▶ _Aim of the exercise_
Of the lines in these entries, how many contain the string "Good"? Give the number and nothing else.

[Start of Material for the task]

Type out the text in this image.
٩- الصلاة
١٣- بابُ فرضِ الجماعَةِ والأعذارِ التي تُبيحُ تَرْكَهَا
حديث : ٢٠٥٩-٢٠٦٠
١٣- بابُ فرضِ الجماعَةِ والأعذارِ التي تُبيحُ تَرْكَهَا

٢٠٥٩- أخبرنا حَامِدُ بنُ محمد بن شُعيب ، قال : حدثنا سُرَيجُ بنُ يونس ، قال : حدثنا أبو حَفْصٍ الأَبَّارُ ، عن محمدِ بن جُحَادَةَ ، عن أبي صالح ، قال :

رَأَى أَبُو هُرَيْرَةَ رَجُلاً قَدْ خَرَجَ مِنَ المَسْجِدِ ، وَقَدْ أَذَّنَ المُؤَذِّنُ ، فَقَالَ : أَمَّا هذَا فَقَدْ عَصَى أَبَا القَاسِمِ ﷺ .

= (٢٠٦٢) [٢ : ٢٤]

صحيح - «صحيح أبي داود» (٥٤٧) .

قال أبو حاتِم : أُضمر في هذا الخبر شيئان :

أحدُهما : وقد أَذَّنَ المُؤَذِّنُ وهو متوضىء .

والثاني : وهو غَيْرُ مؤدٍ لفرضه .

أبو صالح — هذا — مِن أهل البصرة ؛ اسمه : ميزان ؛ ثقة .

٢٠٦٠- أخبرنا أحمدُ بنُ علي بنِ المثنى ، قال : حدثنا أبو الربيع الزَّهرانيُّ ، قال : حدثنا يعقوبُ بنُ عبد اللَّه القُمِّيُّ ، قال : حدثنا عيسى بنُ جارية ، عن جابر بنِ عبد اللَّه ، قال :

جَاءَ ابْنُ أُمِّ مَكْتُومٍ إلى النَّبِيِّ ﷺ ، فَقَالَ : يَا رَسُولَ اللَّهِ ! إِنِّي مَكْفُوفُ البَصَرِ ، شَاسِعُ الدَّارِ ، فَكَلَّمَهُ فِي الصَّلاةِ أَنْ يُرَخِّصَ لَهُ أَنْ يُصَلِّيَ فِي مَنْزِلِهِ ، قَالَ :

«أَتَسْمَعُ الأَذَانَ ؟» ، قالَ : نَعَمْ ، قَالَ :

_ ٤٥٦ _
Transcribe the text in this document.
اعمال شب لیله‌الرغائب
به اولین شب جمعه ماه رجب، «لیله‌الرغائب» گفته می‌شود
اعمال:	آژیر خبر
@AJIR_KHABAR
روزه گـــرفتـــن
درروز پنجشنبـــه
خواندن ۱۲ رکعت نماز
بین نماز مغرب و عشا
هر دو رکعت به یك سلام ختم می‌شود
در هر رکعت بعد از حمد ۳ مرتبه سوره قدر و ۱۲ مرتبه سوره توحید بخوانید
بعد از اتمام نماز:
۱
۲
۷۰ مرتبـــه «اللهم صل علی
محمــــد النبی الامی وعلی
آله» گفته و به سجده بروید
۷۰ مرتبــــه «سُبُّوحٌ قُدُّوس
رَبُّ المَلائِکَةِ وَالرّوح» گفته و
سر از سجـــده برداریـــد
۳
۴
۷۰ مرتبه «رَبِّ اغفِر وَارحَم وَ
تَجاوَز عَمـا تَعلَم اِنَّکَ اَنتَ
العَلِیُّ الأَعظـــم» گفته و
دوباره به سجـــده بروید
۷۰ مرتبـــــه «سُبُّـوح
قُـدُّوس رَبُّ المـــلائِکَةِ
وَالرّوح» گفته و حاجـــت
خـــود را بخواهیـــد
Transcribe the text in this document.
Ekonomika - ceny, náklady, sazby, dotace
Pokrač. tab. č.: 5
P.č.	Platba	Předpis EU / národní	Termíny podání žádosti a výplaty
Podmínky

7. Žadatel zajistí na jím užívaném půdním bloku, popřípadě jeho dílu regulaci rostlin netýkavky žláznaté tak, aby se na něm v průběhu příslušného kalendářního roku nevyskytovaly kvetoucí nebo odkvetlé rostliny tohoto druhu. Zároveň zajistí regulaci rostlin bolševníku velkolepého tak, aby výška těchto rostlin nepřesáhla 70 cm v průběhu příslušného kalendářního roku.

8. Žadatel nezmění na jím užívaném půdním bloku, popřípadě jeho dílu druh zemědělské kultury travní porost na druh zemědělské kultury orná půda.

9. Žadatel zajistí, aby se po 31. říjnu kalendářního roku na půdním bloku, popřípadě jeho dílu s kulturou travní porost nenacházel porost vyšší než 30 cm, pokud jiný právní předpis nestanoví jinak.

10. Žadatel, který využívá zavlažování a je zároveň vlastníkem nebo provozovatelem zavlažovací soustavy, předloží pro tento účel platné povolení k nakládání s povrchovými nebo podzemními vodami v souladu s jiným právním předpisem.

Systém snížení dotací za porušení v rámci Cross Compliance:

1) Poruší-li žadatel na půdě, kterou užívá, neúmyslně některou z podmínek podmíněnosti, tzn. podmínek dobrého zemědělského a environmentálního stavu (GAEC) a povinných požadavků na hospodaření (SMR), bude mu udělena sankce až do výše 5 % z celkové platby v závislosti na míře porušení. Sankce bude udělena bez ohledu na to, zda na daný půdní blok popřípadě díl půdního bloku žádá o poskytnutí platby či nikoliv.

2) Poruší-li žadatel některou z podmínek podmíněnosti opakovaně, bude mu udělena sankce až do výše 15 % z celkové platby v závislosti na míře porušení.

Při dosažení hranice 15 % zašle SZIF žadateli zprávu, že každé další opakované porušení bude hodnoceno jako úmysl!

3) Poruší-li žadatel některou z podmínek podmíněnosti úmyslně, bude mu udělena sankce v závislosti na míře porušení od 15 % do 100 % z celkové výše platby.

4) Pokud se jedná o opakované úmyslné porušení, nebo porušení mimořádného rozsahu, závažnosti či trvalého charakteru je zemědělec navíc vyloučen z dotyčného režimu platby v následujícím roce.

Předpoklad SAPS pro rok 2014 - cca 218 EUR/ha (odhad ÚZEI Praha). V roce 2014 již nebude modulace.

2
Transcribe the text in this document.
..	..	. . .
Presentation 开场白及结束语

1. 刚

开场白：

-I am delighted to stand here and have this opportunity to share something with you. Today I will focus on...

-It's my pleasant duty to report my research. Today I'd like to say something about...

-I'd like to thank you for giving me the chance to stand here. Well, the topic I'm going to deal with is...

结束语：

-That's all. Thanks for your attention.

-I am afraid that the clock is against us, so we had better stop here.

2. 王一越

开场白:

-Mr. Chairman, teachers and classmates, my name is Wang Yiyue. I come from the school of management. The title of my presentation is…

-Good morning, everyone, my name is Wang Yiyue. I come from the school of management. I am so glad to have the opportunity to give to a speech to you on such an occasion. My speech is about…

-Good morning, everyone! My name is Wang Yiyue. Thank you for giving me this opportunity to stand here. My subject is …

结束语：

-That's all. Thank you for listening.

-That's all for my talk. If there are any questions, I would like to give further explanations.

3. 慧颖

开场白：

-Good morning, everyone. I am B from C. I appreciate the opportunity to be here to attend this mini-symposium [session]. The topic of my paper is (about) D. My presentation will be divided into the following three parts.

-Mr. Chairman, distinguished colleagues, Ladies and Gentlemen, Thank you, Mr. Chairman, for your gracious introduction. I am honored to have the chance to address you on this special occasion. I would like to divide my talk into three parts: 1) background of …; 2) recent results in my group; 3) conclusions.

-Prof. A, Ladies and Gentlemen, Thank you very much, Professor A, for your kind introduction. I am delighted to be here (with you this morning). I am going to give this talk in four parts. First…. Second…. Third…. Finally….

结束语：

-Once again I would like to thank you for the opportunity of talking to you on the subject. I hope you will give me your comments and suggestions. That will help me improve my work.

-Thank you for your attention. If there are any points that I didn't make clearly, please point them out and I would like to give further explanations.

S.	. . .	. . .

[End of Material for the task]

▶ _Response to this exercise_
3